= Short problem =
Pictures aside, quote the whole listing exactly.

= Data supplied =
━━━━━━

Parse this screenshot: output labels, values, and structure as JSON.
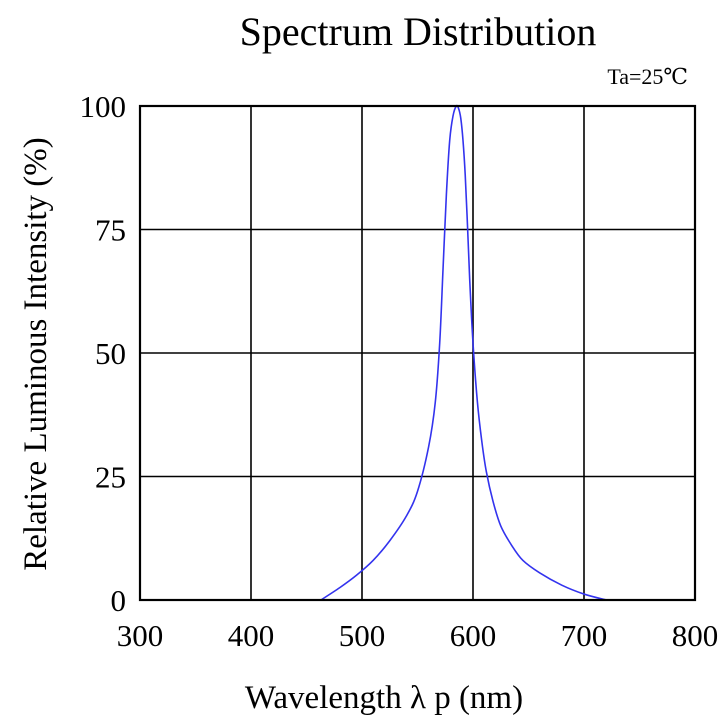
{
  "chart_data": {
    "type": "line",
    "title": "Spectrum Distribution",
    "note": "Ta=25℃",
    "xlabel": "Wavelength λ p (nm)",
    "ylabel": "Relative Luminous Intensity (%)",
    "xlim": [
      300,
      800
    ],
    "ylim": [
      0,
      100
    ],
    "xticks": [
      300,
      400,
      500,
      600,
      700,
      800
    ],
    "yticks": [
      0,
      25,
      50,
      75,
      100
    ],
    "grid": true,
    "series": [
      {
        "color": "#3333ee",
        "x": [
          463,
          480,
          495,
          510,
          525,
          540,
          550,
          560,
          566,
          570,
          573,
          576,
          579,
          582,
          585,
          587,
          589,
          591,
          593,
          595,
          597,
          600,
          604,
          608,
          612,
          618,
          625,
          635,
          645,
          660,
          680,
          700,
          720
        ],
        "y": [
          0,
          2.5,
          5,
          8,
          12,
          17,
          22,
          31,
          40,
          52,
          67,
          82,
          93,
          98,
          100,
          99.5,
          97.5,
          93,
          86,
          76,
          65,
          52,
          40,
          32,
          26,
          20,
          15,
          11,
          8,
          5.5,
          3,
          1.2,
          0
        ]
      }
    ]
  }
}
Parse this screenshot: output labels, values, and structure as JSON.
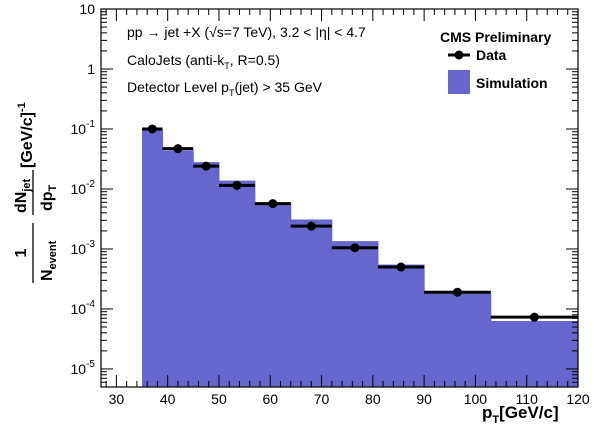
{
  "chart_data": {
    "type": "bar",
    "title": "",
    "xlabel": "p_T[GeV/c]",
    "ylabel": "1/N_event dN_jet/dp_T [GeV/c]^-1",
    "y_scale": "log",
    "xlim": [
      27,
      120
    ],
    "ylim": [
      5e-06,
      10
    ],
    "x_tick_labels": [
      "30",
      "40",
      "50",
      "60",
      "70",
      "80",
      "90",
      "100",
      "110",
      "120"
    ],
    "y_tick_labels": [
      {
        "base": "10",
        "exp": "-5"
      },
      {
        "base": "10",
        "exp": "-4"
      },
      {
        "base": "10",
        "exp": "-3"
      },
      {
        "base": "10",
        "exp": "-2"
      },
      {
        "base": "10",
        "exp": "-1"
      },
      {
        "base": "1",
        "exp": ""
      },
      {
        "base": "10",
        "exp": ""
      }
    ],
    "annotations": {
      "process_a": "pp → jet +X (",
      "process_b": "s=7 TeV), 3.2 < |η| < 4.7",
      "calojets_a": "CaloJets (anti-k",
      "calojets_sub": "T",
      "calojets_b": ", R=0.5)",
      "detector_a": "Detector Level p",
      "detector_sub": "T",
      "detector_b": "(jet) > 35 GeV",
      "experiment": "CMS Preliminary"
    },
    "legend": {
      "position": "top-right",
      "entries": [
        {
          "name": "Data",
          "kind": "marker"
        },
        {
          "name": "Simulation",
          "kind": "fill"
        }
      ]
    },
    "colors": {
      "simulation": "#6666cc",
      "data": "#000000"
    },
    "bin_edges": [
      35,
      39,
      45,
      50,
      57,
      64,
      72,
      81,
      90,
      103,
      120
    ],
    "series": [
      {
        "name": "Simulation",
        "values": [
          0.095,
          0.044,
          0.028,
          0.0138,
          0.0059,
          0.0031,
          0.00135,
          0.00055,
          0.00018,
          6.3e-05
        ]
      },
      {
        "name": "Data",
        "x": [
          37,
          42,
          47.5,
          53.5,
          60.5,
          68,
          76.5,
          85.5,
          96.5,
          111.5
        ],
        "values": [
          0.1,
          0.047,
          0.024,
          0.0115,
          0.0057,
          0.0024,
          0.00105,
          0.0005,
          0.00019,
          7.3e-05
        ],
        "xerr_low": [
          2,
          3,
          2.5,
          3.5,
          3.5,
          4,
          4.5,
          4.5,
          6.5,
          8.5
        ],
        "xerr_high": [
          2,
          3,
          2.5,
          3.5,
          3.5,
          4,
          4.5,
          4.5,
          6.5,
          8.5
        ]
      }
    ]
  }
}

━━━━━━

= Answer to the exercise =
Parse this screenshot: output labels, values, and structure as JSON.
{
  "chart_data": {
    "type": "line",
    "title": "Spectrum Distribution",
    "note": "Ta=25℃",
    "xlabel": "Wavelength λ p (nm)",
    "ylabel": "Relative Luminous Intensity (%)",
    "xlim": [
      300,
      800
    ],
    "ylim": [
      0,
      100
    ],
    "xticks": [
      300,
      400,
      500,
      600,
      700,
      800
    ],
    "yticks": [
      0,
      25,
      50,
      75,
      100
    ],
    "grid": true,
    "series": [
      {
        "color": "#3333ee",
        "x": [
          463,
          480,
          495,
          510,
          525,
          540,
          550,
          560,
          566,
          570,
          573,
          576,
          579,
          582,
          585,
          587,
          589,
          591,
          593,
          595,
          597,
          600,
          604,
          608,
          612,
          618,
          625,
          635,
          645,
          660,
          680,
          700,
          720
        ],
        "y": [
          0,
          2.5,
          5,
          8,
          12,
          17,
          22,
          31,
          40,
          52,
          67,
          82,
          93,
          98,
          100,
          99.5,
          97.5,
          93,
          86,
          76,
          65,
          52,
          40,
          32,
          26,
          20,
          15,
          11,
          8,
          5.5,
          3,
          1.2,
          0
        ]
      }
    ]
  }
}
Parse this screenshot: output labels, values, and structure as JSON.
{
  "chart_data": {
    "type": "bar",
    "title": "",
    "xlabel": "p_T[GeV/c]",
    "ylabel": "1/N_event dN_jet/dp_T [GeV/c]^-1",
    "y_scale": "log",
    "xlim": [
      27,
      120
    ],
    "ylim": [
      5e-06,
      10
    ],
    "x_tick_labels": [
      "30",
      "40",
      "50",
      "60",
      "70",
      "80",
      "90",
      "100",
      "110",
      "120"
    ],
    "y_tick_labels": [
      {
        "base": "10",
        "exp": "-5"
      },
      {
        "base": "10",
        "exp": "-4"
      },
      {
        "base": "10",
        "exp": "-3"
      },
      {
        "base": "10",
        "exp": "-2"
      },
      {
        "base": "10",
        "exp": "-1"
      },
      {
        "base": "1",
        "exp": ""
      },
      {
        "base": "10",
        "exp": ""
      }
    ],
    "annotations": {
      "process_a": "pp → jet +X (",
      "process_b": "s=7 TeV), 3.2 < |η| < 4.7",
      "calojets_a": "CaloJets (anti-k",
      "calojets_sub": "T",
      "calojets_b": ", R=0.5)",
      "detector_a": "Detector Level p",
      "detector_sub": "T",
      "detector_b": "(jet) > 35 GeV",
      "experiment": "CMS Preliminary"
    },
    "legend": {
      "position": "top-right",
      "entries": [
        {
          "name": "Data",
          "kind": "marker"
        },
        {
          "name": "Simulation",
          "kind": "fill"
        }
      ]
    },
    "colors": {
      "simulation": "#6666cc",
      "data": "#000000"
    },
    "bin_edges": [
      35,
      39,
      45,
      50,
      57,
      64,
      72,
      81,
      90,
      103,
      120
    ],
    "series": [
      {
        "name": "Simulation",
        "values": [
          0.095,
          0.044,
          0.028,
          0.0138,
          0.0059,
          0.0031,
          0.00135,
          0.00055,
          0.00018,
          6.3e-05
        ]
      },
      {
        "name": "Data",
        "x": [
          37,
          42,
          47.5,
          53.5,
          60.5,
          68,
          76.5,
          85.5,
          96.5,
          111.5
        ],
        "values": [
          0.1,
          0.047,
          0.024,
          0.0115,
          0.0057,
          0.0024,
          0.00105,
          0.0005,
          0.00019,
          7.3e-05
        ],
        "xerr_low": [
          2,
          3,
          2.5,
          3.5,
          3.5,
          4,
          4.5,
          4.5,
          6.5,
          8.5
        ],
        "xerr_high": [
          2,
          3,
          2.5,
          3.5,
          3.5,
          4,
          4.5,
          4.5,
          6.5,
          8.5
        ]
      }
    ]
  }
}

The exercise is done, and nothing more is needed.